#### [What the task requires]
Each line of the data that includes the string "incidence" is to be copied out.

[Dataset listings of figures]
──────────────────────────────

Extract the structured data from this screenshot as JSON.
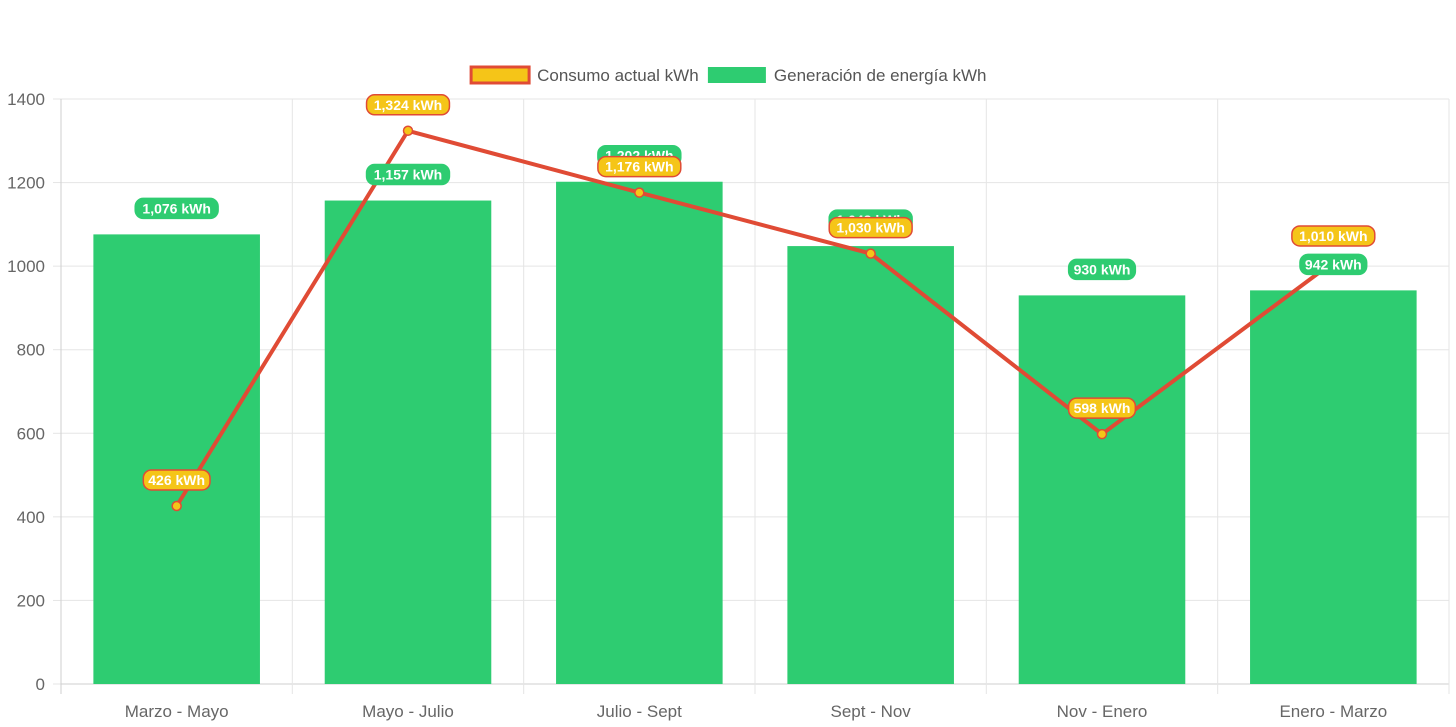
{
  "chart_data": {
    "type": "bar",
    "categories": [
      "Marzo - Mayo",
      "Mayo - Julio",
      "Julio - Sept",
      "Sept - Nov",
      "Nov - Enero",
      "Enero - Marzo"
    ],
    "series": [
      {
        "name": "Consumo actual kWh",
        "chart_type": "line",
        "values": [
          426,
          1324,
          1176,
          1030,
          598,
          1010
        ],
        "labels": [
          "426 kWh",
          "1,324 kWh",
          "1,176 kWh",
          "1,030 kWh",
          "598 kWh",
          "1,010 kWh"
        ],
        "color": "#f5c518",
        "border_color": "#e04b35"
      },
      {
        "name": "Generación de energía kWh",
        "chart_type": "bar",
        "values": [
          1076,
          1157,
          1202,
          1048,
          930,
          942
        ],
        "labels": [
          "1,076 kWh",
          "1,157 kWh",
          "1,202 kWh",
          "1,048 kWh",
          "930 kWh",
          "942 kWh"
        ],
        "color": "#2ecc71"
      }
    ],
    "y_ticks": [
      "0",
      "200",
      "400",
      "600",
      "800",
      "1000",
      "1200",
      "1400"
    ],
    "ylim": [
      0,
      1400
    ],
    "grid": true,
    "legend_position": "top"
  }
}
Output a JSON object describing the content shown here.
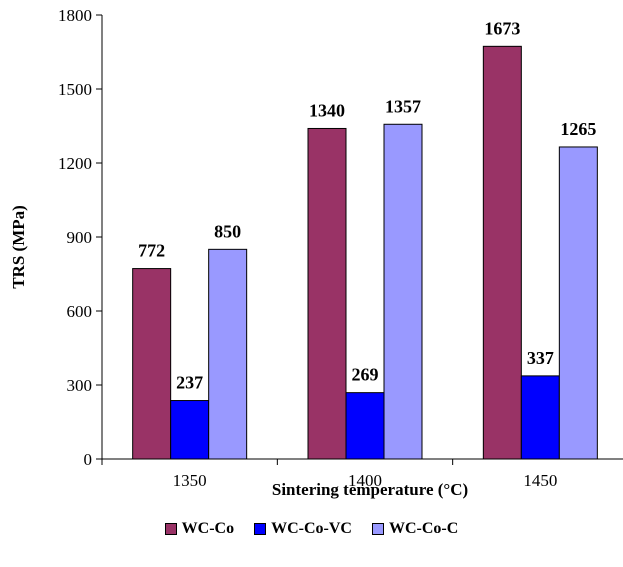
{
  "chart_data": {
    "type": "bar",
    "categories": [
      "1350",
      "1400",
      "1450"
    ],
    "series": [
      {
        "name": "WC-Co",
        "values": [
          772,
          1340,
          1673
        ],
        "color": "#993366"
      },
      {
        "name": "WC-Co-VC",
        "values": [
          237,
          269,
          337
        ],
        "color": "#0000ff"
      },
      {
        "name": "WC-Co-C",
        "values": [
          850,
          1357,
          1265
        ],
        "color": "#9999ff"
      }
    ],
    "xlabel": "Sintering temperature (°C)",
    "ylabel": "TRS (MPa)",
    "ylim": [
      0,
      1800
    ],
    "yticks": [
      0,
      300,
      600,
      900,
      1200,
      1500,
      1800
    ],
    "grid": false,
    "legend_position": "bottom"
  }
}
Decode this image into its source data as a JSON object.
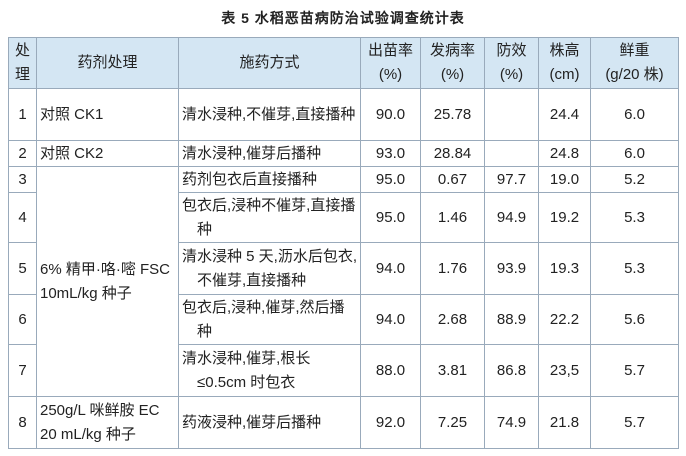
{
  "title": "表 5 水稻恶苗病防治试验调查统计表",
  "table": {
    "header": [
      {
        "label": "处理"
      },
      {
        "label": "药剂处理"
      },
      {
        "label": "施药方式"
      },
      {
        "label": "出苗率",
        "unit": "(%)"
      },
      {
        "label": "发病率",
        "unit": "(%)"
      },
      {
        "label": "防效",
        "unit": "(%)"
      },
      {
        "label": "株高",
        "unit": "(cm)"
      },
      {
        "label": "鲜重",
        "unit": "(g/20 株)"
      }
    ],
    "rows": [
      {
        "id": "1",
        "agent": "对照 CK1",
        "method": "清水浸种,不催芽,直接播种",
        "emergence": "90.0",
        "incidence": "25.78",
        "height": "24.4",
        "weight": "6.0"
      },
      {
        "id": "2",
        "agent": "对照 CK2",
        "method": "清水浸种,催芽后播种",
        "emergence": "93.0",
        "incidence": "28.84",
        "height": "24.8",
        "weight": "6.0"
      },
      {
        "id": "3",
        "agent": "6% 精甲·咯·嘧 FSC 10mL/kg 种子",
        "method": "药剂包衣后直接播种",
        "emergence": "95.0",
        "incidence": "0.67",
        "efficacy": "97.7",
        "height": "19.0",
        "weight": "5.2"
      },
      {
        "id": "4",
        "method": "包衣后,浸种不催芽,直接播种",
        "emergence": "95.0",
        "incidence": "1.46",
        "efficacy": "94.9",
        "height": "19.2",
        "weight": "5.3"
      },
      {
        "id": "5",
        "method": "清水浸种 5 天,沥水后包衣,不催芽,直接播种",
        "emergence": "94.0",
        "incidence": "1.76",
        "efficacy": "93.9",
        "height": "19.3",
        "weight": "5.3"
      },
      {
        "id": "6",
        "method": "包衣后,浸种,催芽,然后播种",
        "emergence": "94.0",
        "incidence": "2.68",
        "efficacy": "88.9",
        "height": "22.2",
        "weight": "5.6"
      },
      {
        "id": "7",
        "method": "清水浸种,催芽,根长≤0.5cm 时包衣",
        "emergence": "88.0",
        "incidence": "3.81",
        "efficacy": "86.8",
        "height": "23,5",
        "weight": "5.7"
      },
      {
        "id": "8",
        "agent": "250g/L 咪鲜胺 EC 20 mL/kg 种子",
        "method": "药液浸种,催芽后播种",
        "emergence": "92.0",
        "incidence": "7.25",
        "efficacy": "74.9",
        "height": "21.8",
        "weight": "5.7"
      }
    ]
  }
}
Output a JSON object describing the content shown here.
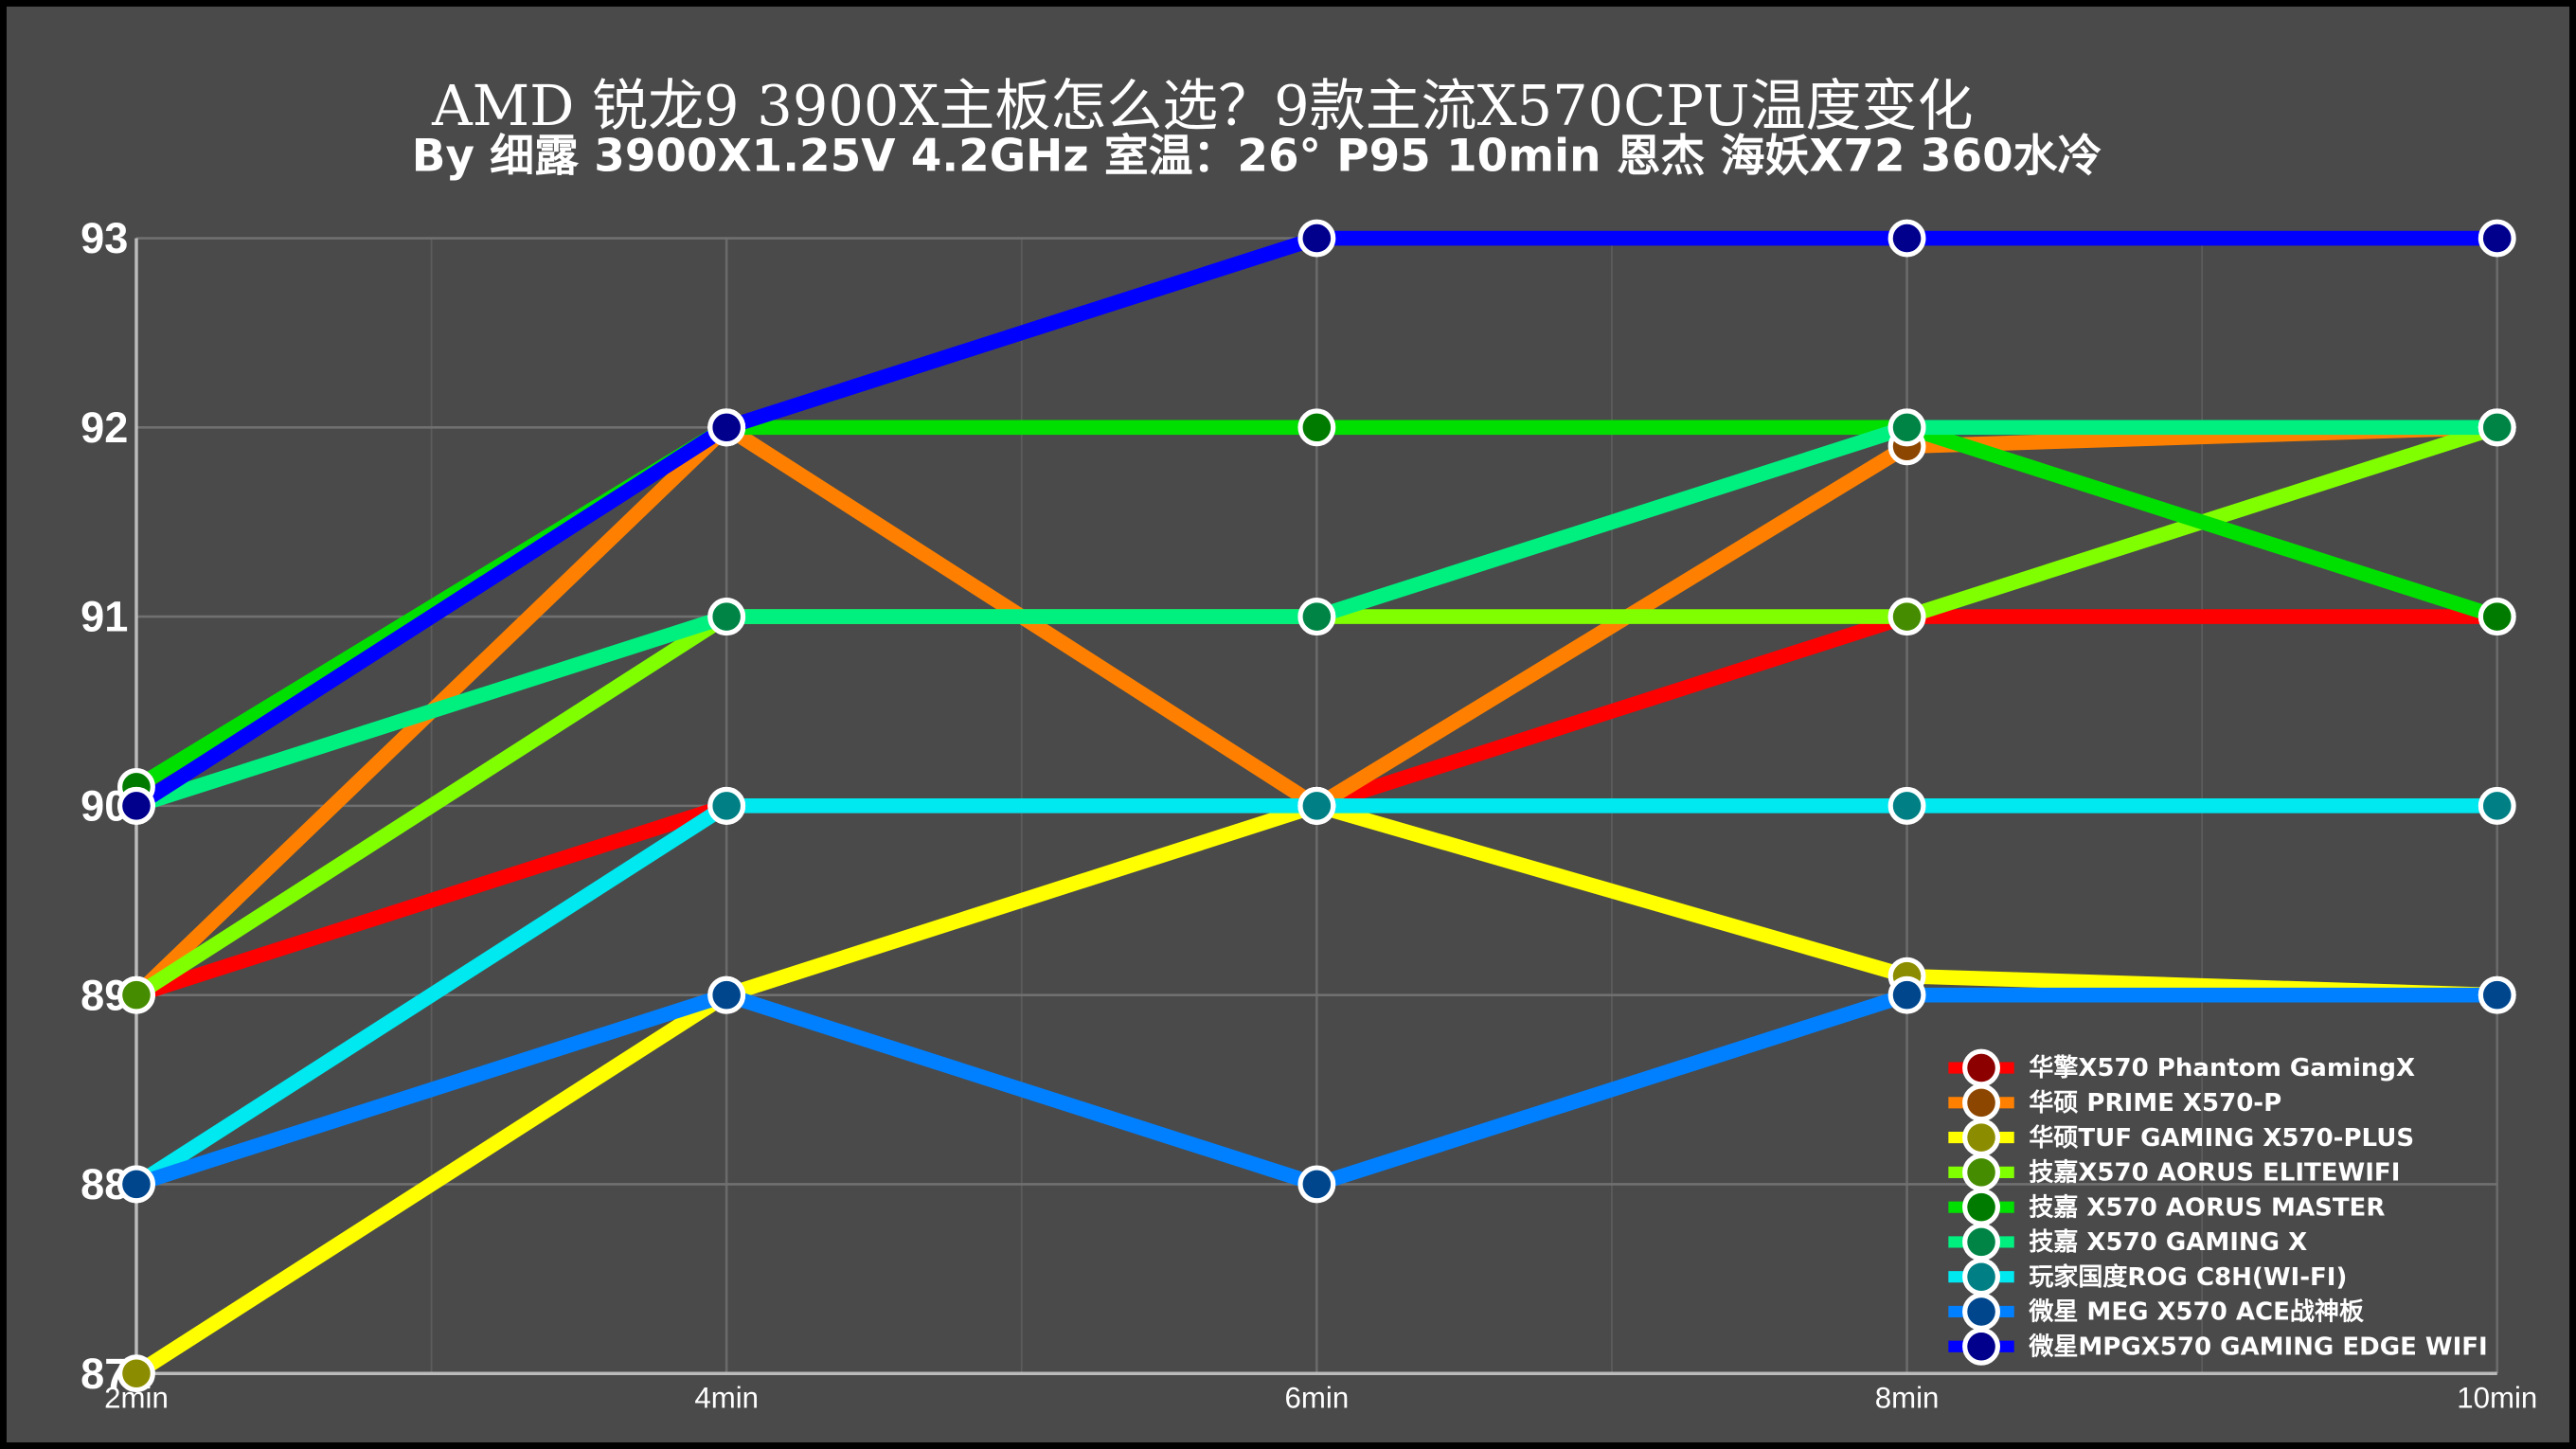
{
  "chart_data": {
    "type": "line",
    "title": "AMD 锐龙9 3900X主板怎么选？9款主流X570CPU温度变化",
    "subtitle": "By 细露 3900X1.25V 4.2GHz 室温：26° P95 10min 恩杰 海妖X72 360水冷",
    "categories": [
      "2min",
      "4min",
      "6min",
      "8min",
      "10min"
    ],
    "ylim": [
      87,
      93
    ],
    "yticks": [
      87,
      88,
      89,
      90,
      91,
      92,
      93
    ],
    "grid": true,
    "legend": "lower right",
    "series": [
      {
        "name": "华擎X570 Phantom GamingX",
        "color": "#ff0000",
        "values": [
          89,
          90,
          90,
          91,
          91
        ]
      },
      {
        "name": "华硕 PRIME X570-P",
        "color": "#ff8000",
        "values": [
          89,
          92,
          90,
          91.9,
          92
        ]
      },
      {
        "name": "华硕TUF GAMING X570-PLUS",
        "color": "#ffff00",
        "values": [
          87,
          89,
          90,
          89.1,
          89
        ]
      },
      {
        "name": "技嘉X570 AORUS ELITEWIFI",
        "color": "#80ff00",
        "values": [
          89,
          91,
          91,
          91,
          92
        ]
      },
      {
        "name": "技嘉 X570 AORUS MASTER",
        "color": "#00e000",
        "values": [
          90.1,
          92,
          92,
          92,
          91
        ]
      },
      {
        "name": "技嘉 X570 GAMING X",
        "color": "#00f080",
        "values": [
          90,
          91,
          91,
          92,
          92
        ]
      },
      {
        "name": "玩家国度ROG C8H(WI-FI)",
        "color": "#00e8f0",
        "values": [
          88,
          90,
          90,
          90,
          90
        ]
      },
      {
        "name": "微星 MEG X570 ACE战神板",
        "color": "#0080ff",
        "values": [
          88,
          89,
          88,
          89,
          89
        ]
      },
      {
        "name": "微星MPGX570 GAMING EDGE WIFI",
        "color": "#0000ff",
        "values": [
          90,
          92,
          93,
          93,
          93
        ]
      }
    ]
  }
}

──────────────────────────────

#### [Answer]
        "incidence": "25.78",
        "incidence": "28.84",
        "incidence": "0.67",
        "incidence": "1.46",
        "incidence": "1.76",
        "incidence": "2.68",
        "incidence": "3.81",
        "incidence": "7.25",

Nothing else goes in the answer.